*What you are asked to do*
Note how many lines contain "this" and give that number, with nothing else.

*Records to use*

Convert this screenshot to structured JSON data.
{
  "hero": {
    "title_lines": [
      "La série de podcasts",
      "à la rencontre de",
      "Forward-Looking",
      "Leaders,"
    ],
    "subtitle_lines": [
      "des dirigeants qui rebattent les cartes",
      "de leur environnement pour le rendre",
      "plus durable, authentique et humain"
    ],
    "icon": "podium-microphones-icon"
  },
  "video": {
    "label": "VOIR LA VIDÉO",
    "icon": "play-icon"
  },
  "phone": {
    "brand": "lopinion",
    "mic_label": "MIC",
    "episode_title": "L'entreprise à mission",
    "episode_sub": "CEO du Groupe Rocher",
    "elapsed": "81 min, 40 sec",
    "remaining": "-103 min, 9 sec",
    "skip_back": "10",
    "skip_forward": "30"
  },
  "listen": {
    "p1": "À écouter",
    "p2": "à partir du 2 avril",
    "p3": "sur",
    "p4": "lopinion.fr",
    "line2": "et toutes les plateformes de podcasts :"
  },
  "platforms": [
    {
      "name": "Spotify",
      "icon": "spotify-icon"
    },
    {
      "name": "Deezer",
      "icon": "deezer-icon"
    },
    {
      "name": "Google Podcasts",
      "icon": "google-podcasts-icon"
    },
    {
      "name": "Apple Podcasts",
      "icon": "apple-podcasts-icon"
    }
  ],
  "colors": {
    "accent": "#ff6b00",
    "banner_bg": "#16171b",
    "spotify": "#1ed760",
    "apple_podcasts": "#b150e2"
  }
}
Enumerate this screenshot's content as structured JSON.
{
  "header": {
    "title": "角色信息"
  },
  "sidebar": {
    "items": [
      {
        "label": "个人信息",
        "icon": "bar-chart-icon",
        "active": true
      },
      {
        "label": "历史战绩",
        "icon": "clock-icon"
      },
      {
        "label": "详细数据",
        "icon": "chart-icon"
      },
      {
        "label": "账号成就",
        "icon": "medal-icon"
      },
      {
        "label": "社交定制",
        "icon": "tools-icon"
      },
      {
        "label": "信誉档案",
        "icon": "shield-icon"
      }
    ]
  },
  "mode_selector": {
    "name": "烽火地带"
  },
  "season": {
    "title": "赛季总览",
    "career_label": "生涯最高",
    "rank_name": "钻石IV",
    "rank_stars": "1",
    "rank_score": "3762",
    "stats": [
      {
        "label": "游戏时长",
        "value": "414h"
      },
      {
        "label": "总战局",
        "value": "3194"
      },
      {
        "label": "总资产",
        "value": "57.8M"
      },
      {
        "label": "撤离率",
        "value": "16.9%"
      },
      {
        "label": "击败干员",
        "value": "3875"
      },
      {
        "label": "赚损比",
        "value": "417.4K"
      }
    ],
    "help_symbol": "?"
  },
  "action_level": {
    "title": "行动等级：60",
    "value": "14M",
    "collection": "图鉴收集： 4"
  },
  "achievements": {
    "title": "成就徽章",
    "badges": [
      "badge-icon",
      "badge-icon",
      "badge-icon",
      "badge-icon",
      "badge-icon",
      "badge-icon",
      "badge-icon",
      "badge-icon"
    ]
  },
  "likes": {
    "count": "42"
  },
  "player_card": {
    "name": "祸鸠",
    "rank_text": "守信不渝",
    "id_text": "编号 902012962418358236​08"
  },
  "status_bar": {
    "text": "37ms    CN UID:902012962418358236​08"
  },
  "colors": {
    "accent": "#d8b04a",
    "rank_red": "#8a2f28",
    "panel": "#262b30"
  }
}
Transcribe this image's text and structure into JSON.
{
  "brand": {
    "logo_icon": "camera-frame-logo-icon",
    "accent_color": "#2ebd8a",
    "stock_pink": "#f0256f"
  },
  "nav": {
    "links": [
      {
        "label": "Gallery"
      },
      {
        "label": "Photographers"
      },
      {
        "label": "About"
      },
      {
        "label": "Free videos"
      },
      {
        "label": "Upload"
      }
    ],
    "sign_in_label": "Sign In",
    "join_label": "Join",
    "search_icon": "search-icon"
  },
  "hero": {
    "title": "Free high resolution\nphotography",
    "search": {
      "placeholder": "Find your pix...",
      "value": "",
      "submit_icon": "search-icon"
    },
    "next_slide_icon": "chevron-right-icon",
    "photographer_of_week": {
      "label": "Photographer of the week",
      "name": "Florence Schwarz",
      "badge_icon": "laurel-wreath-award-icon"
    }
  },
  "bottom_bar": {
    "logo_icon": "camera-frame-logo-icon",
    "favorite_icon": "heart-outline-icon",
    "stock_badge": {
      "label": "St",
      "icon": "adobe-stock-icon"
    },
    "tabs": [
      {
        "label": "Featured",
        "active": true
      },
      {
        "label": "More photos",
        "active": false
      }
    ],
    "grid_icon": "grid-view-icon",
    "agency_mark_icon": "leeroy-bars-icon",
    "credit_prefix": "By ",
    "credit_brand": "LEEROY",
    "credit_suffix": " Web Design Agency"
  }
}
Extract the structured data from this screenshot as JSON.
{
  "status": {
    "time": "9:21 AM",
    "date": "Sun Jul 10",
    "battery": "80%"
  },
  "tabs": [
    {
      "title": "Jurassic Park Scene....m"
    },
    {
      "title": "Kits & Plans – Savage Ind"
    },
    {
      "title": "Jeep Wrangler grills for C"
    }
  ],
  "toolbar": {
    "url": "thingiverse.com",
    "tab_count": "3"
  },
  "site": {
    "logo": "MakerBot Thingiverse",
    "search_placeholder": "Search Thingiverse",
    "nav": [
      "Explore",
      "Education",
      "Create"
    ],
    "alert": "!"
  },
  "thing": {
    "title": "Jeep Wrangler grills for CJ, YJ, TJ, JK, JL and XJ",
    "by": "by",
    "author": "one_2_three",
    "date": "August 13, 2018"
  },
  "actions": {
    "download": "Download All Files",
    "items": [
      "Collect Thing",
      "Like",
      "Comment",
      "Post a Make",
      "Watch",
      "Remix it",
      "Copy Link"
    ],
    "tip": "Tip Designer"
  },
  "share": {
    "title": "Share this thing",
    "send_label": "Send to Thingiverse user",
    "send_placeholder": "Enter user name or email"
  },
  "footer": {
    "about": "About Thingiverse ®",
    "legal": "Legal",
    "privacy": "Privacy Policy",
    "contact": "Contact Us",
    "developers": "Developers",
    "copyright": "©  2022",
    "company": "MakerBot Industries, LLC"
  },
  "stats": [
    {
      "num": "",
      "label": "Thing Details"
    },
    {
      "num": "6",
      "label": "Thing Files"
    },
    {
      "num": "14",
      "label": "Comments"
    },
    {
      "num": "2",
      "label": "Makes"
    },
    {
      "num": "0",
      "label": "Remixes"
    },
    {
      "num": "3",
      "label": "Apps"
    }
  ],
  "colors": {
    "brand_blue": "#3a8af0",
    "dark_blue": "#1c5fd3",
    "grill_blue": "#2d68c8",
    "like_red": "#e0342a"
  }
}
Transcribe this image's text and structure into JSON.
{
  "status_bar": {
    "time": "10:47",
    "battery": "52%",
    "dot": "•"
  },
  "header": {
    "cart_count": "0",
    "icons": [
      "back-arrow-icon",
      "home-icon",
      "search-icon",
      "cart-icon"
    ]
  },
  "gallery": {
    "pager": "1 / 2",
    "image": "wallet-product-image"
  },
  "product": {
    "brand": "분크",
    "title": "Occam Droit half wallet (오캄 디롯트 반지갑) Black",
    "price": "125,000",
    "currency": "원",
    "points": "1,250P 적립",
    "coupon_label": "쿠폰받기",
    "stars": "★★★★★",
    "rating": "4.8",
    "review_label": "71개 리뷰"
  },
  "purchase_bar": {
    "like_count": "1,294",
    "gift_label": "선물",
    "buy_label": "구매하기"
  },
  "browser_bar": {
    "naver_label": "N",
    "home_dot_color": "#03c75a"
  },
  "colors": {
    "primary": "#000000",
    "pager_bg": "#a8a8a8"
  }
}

*Task response*
6